Quote every entry word for word.

- RAW RECORDS
↓↓↓

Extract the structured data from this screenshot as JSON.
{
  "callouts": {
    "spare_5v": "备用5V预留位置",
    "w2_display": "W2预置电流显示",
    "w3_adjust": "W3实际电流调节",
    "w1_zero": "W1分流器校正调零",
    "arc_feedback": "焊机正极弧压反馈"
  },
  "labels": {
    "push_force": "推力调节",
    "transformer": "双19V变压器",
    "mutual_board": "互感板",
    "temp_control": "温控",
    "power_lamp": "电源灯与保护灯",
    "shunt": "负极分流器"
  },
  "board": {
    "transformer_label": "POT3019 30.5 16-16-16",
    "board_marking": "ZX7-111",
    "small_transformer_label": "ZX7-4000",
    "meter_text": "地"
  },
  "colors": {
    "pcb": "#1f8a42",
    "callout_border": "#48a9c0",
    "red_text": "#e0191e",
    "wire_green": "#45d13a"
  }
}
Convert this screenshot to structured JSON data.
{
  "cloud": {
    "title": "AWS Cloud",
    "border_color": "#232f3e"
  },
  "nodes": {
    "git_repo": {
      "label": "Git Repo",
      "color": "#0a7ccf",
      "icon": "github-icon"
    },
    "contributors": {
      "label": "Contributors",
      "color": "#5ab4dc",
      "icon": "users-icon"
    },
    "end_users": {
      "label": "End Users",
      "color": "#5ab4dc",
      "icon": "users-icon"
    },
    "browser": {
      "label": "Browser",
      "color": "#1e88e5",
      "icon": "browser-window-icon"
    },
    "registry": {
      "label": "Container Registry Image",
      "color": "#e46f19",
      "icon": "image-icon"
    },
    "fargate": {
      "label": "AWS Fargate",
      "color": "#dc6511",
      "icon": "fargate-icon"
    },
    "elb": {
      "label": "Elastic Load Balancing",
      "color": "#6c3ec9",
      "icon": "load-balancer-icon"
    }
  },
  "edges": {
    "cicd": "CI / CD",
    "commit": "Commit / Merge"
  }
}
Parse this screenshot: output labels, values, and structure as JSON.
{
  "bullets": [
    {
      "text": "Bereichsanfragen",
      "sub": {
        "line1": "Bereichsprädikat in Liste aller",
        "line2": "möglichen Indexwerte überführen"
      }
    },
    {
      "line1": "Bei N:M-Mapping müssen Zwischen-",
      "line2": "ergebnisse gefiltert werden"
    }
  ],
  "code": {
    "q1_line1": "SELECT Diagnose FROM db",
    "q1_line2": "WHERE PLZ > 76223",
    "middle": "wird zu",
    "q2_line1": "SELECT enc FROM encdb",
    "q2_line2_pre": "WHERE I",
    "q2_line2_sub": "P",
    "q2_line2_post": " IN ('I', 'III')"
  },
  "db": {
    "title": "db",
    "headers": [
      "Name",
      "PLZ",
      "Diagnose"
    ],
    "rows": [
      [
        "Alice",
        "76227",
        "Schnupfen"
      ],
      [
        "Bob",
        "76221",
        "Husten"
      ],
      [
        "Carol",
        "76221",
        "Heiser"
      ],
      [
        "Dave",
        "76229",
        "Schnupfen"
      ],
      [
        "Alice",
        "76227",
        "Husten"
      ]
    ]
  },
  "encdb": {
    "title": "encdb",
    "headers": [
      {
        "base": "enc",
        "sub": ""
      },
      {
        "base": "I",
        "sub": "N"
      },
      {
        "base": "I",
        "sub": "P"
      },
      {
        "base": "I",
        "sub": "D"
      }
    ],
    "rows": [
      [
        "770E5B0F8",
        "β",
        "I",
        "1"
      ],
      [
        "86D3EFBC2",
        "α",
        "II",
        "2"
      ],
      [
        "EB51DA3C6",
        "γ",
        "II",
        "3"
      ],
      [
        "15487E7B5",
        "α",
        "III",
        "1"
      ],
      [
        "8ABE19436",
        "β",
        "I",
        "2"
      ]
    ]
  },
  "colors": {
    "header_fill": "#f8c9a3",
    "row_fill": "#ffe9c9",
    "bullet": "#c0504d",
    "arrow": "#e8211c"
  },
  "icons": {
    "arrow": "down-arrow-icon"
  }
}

↑↑↑

- OUTPUT FOR THIS TASK
Extract the structured data from this screenshot as JSON.
{
  "callouts": {
    "spare_5v": "备用5V预留位置",
    "w2_display": "W2预置电流显示",
    "w3_adjust": "W3实际电流调节",
    "w1_zero": "W1分流器校正调零",
    "arc_feedback": "焊机正极弧压反馈"
  },
  "labels": {
    "push_force": "推力调节",
    "transformer": "双19V变压器",
    "mutual_board": "互感板",
    "temp_control": "温控",
    "power_lamp": "电源灯与保护灯",
    "shunt": "负极分流器"
  },
  "board": {
    "transformer_label": "POT3019 30.5 16-16-16",
    "board_marking": "ZX7-111",
    "small_transformer_label": "ZX7-4000",
    "meter_text": "地"
  },
  "colors": {
    "pcb": "#1f8a42",
    "callout_border": "#48a9c0",
    "red_text": "#e0191e",
    "wire_green": "#45d13a"
  }
}
Convert this screenshot to structured JSON data.
{
  "cloud": {
    "title": "AWS Cloud",
    "border_color": "#232f3e"
  },
  "nodes": {
    "git_repo": {
      "label": "Git Repo",
      "color": "#0a7ccf",
      "icon": "github-icon"
    },
    "contributors": {
      "label": "Contributors",
      "color": "#5ab4dc",
      "icon": "users-icon"
    },
    "end_users": {
      "label": "End Users",
      "color": "#5ab4dc",
      "icon": "users-icon"
    },
    "browser": {
      "label": "Browser",
      "color": "#1e88e5",
      "icon": "browser-window-icon"
    },
    "registry": {
      "label": "Container Registry Image",
      "color": "#e46f19",
      "icon": "image-icon"
    },
    "fargate": {
      "label": "AWS Fargate",
      "color": "#dc6511",
      "icon": "fargate-icon"
    },
    "elb": {
      "label": "Elastic Load Balancing",
      "color": "#6c3ec9",
      "icon": "load-balancer-icon"
    }
  },
  "edges": {
    "cicd": "CI / CD",
    "commit": "Commit / Merge"
  }
}
Parse this screenshot: output labels, values, and structure as JSON.
{
  "bullets": [
    {
      "text": "Bereichsanfragen",
      "sub": {
        "line1": "Bereichsprädikat in Liste aller",
        "line2": "möglichen Indexwerte überführen"
      }
    },
    {
      "line1": "Bei N:M-Mapping müssen Zwischen-",
      "line2": "ergebnisse gefiltert werden"
    }
  ],
  "code": {
    "q1_line1": "SELECT Diagnose FROM db",
    "q1_line2": "WHERE PLZ > 76223",
    "middle": "wird zu",
    "q2_line1": "SELECT enc FROM encdb",
    "q2_line2_pre": "WHERE I",
    "q2_line2_sub": "P",
    "q2_line2_post": " IN ('I', 'III')"
  },
  "db": {
    "title": "db",
    "headers": [
      "Name",
      "PLZ",
      "Diagnose"
    ],
    "rows": [
      [
        "Alice",
        "76227",
        "Schnupfen"
      ],
      [
        "Bob",
        "76221",
        "Husten"
      ],
      [
        "Carol",
        "76221",
        "Heiser"
      ],
      [
        "Dave",
        "76229",
        "Schnupfen"
      ],
      [
        "Alice",
        "76227",
        "Husten"
      ]
    ]
  },
  "encdb": {
    "title": "encdb",
    "headers": [
      {
        "base": "enc",
        "sub": ""
      },
      {
        "base": "I",
        "sub": "N"
      },
      {
        "base": "I",
        "sub": "P"
      },
      {
        "base": "I",
        "sub": "D"
      }
    ],
    "rows": [
      [
        "770E5B0F8",
        "β",
        "I",
        "1"
      ],
      [
        "86D3EFBC2",
        "α",
        "II",
        "2"
      ],
      [
        "EB51DA3C6",
        "γ",
        "II",
        "3"
      ],
      [
        "15487E7B5",
        "α",
        "III",
        "1"
      ],
      [
        "8ABE19436",
        "β",
        "I",
        "2"
      ]
    ]
  },
  "colors": {
    "header_fill": "#f8c9a3",
    "row_fill": "#ffe9c9",
    "bullet": "#c0504d",
    "arrow": "#e8211c"
  },
  "icons": {
    "arrow": "down-arrow-icon"
  }
}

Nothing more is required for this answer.